Images excluded, repeat each entry below exactly.
* begin RECORDS FOR THIS TASK *
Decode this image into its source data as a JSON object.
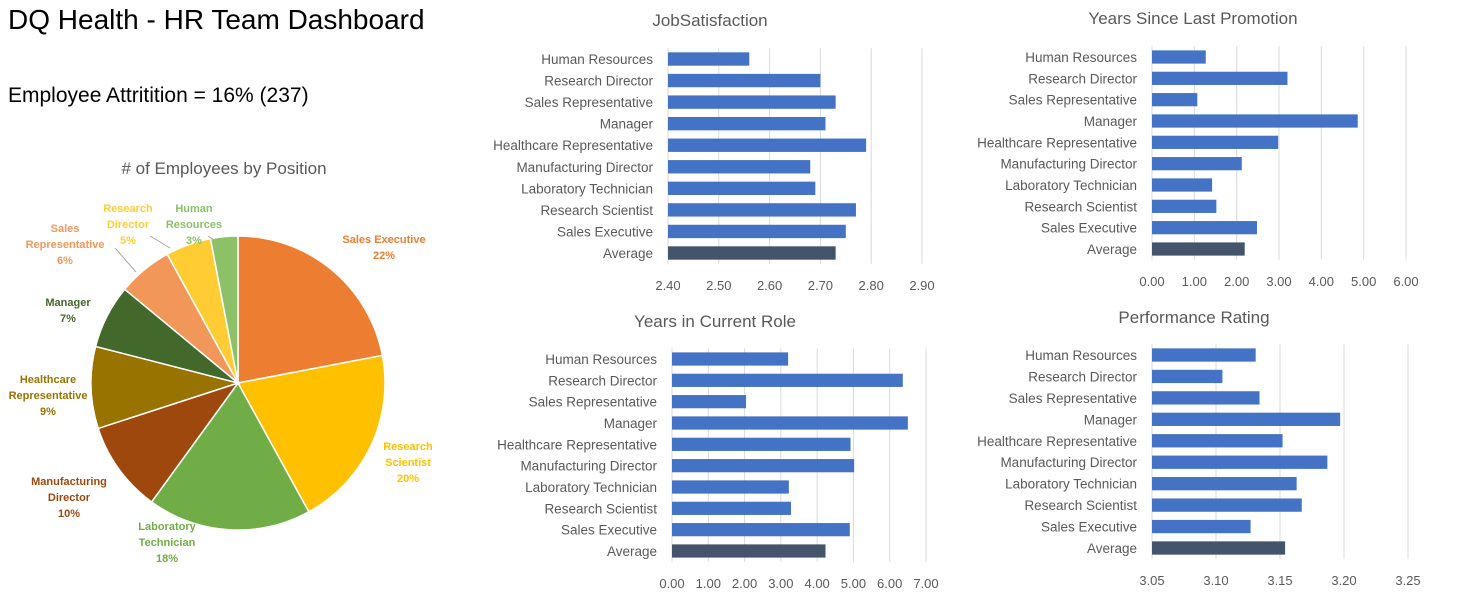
{
  "header": {
    "title": "DQ Health - HR Team Dashboard",
    "attrition": "Employee Attritition = 16% (237)"
  },
  "colors": {
    "bar": "#4472C4",
    "average_bar": "#44546A",
    "grid": "#D9D9D9",
    "text": "#595959"
  },
  "chart_data": [
    {
      "type": "pie",
      "title": "# of Employees by Position",
      "slices": [
        {
          "label": "Sales Executive",
          "pct_label": "22%",
          "value": 22,
          "color": "#ED7D31"
        },
        {
          "label": "Research Scientist",
          "pct_label": "20%",
          "value": 20,
          "color": "#FFC000"
        },
        {
          "label": "Laboratory Technician",
          "pct_label": "18%",
          "value": 18,
          "color": "#70AD47"
        },
        {
          "label": "Manufacturing Director",
          "pct_label": "10%",
          "value": 10,
          "color": "#9E480E"
        },
        {
          "label": "Healthcare Representative",
          "pct_label": "9%",
          "value": 9,
          "color": "#997300"
        },
        {
          "label": "Manager",
          "pct_label": "7%",
          "value": 7,
          "color": "#43682B"
        },
        {
          "label": "Sales Representative",
          "pct_label": "6%",
          "value": 6,
          "color": "#F1975A"
        },
        {
          "label": "Research Director",
          "pct_label": "5%",
          "value": 5,
          "color": "#FFCD33"
        },
        {
          "label": "Human Resources",
          "pct_label": "3%",
          "value": 3,
          "color": "#8CC168"
        }
      ]
    },
    {
      "type": "bar",
      "title": "JobSatisfaction",
      "categories": [
        "Human Resources",
        "Research Director",
        "Sales Representative",
        "Manager",
        "Healthcare Representative",
        "Manufacturing Director",
        "Laboratory Technician",
        "Research Scientist",
        "Sales Executive",
        "Average"
      ],
      "values": [
        2.56,
        2.7,
        2.73,
        2.71,
        2.79,
        2.68,
        2.69,
        2.77,
        2.75,
        2.73
      ],
      "xlim": [
        2.4,
        2.9
      ],
      "ticks": [
        "2.40",
        "2.50",
        "2.60",
        "2.70",
        "2.80",
        "2.90"
      ],
      "grid": true
    },
    {
      "type": "bar",
      "title": "Years Since Last Promotion",
      "categories": [
        "Human Resources",
        "Research Director",
        "Sales Representative",
        "Manager",
        "Healthcare Representative",
        "Manufacturing Director",
        "Laboratory Technician",
        "Research Scientist",
        "Sales Executive",
        "Average"
      ],
      "values": [
        1.27,
        3.2,
        1.07,
        4.86,
        2.98,
        2.12,
        1.42,
        1.52,
        2.48,
        2.19
      ],
      "xlim": [
        0,
        6
      ],
      "ticks": [
        "0.00",
        "1.00",
        "2.00",
        "3.00",
        "4.00",
        "5.00",
        "6.00"
      ],
      "grid": true
    },
    {
      "type": "bar",
      "title": "Years in Current Role",
      "categories": [
        "Human Resources",
        "Research Director",
        "Sales Representative",
        "Manager",
        "Healthcare Representative",
        "Manufacturing Director",
        "Laboratory Technician",
        "Research Scientist",
        "Sales Executive",
        "Average"
      ],
      "values": [
        3.2,
        6.36,
        2.04,
        6.5,
        4.92,
        5.02,
        3.22,
        3.28,
        4.9,
        4.23
      ],
      "xlim": [
        0,
        7
      ],
      "ticks": [
        "0.00",
        "1.00",
        "2.00",
        "3.00",
        "4.00",
        "5.00",
        "6.00",
        "7.00"
      ],
      "grid": true
    },
    {
      "type": "bar",
      "title": "Performance Rating",
      "categories": [
        "Human Resources",
        "Research Director",
        "Sales Representative",
        "Manager",
        "Healthcare Representative",
        "Manufacturing Director",
        "Laboratory Technician",
        "Research Scientist",
        "Sales Executive",
        "Average"
      ],
      "values": [
        3.131,
        3.105,
        3.134,
        3.197,
        3.152,
        3.187,
        3.163,
        3.167,
        3.127,
        3.154
      ],
      "xlim": [
        3.05,
        3.25
      ],
      "ticks": [
        "3.05",
        "3.10",
        "3.15",
        "3.20",
        "3.25"
      ],
      "grid": true
    }
  ]
}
* end RECORDS FOR THIS TASK *
SOLVED EXERCISE:
Decode this image into its source data as a JSON object.
{
  "header": {
    "title": "DQ Health - HR Team Dashboard",
    "attrition": "Employee Attritition = 16% (237)"
  },
  "colors": {
    "bar": "#4472C4",
    "average_bar": "#44546A",
    "grid": "#D9D9D9",
    "text": "#595959"
  },
  "chart_data": [
    {
      "type": "pie",
      "title": "# of Employees by Position",
      "slices": [
        {
          "label": "Sales Executive",
          "pct_label": "22%",
          "value": 22,
          "color": "#ED7D31"
        },
        {
          "label": "Research Scientist",
          "pct_label": "20%",
          "value": 20,
          "color": "#FFC000"
        },
        {
          "label": "Laboratory Technician",
          "pct_label": "18%",
          "value": 18,
          "color": "#70AD47"
        },
        {
          "label": "Manufacturing Director",
          "pct_label": "10%",
          "value": 10,
          "color": "#9E480E"
        },
        {
          "label": "Healthcare Representative",
          "pct_label": "9%",
          "value": 9,
          "color": "#997300"
        },
        {
          "label": "Manager",
          "pct_label": "7%",
          "value": 7,
          "color": "#43682B"
        },
        {
          "label": "Sales Representative",
          "pct_label": "6%",
          "value": 6,
          "color": "#F1975A"
        },
        {
          "label": "Research Director",
          "pct_label": "5%",
          "value": 5,
          "color": "#FFCD33"
        },
        {
          "label": "Human Resources",
          "pct_label": "3%",
          "value": 3,
          "color": "#8CC168"
        }
      ]
    },
    {
      "type": "bar",
      "title": "JobSatisfaction",
      "categories": [
        "Human Resources",
        "Research Director",
        "Sales Representative",
        "Manager",
        "Healthcare Representative",
        "Manufacturing Director",
        "Laboratory Technician",
        "Research Scientist",
        "Sales Executive",
        "Average"
      ],
      "values": [
        2.56,
        2.7,
        2.73,
        2.71,
        2.79,
        2.68,
        2.69,
        2.77,
        2.75,
        2.73
      ],
      "xlim": [
        2.4,
        2.9
      ],
      "ticks": [
        "2.40",
        "2.50",
        "2.60",
        "2.70",
        "2.80",
        "2.90"
      ],
      "grid": true
    },
    {
      "type": "bar",
      "title": "Years Since Last Promotion",
      "categories": [
        "Human Resources",
        "Research Director",
        "Sales Representative",
        "Manager",
        "Healthcare Representative",
        "Manufacturing Director",
        "Laboratory Technician",
        "Research Scientist",
        "Sales Executive",
        "Average"
      ],
      "values": [
        1.27,
        3.2,
        1.07,
        4.86,
        2.98,
        2.12,
        1.42,
        1.52,
        2.48,
        2.19
      ],
      "xlim": [
        0,
        6
      ],
      "ticks": [
        "0.00",
        "1.00",
        "2.00",
        "3.00",
        "4.00",
        "5.00",
        "6.00"
      ],
      "grid": true
    },
    {
      "type": "bar",
      "title": "Years in Current Role",
      "categories": [
        "Human Resources",
        "Research Director",
        "Sales Representative",
        "Manager",
        "Healthcare Representative",
        "Manufacturing Director",
        "Laboratory Technician",
        "Research Scientist",
        "Sales Executive",
        "Average"
      ],
      "values": [
        3.2,
        6.36,
        2.04,
        6.5,
        4.92,
        5.02,
        3.22,
        3.28,
        4.9,
        4.23
      ],
      "xlim": [
        0,
        7
      ],
      "ticks": [
        "0.00",
        "1.00",
        "2.00",
        "3.00",
        "4.00",
        "5.00",
        "6.00",
        "7.00"
      ],
      "grid": true
    },
    {
      "type": "bar",
      "title": "Performance Rating",
      "categories": [
        "Human Resources",
        "Research Director",
        "Sales Representative",
        "Manager",
        "Healthcare Representative",
        "Manufacturing Director",
        "Laboratory Technician",
        "Research Scientist",
        "Sales Executive",
        "Average"
      ],
      "values": [
        3.131,
        3.105,
        3.134,
        3.197,
        3.152,
        3.187,
        3.163,
        3.167,
        3.127,
        3.154
      ],
      "xlim": [
        3.05,
        3.25
      ],
      "ticks": [
        "3.05",
        "3.10",
        "3.15",
        "3.20",
        "3.25"
      ],
      "grid": true
    }
  ]
}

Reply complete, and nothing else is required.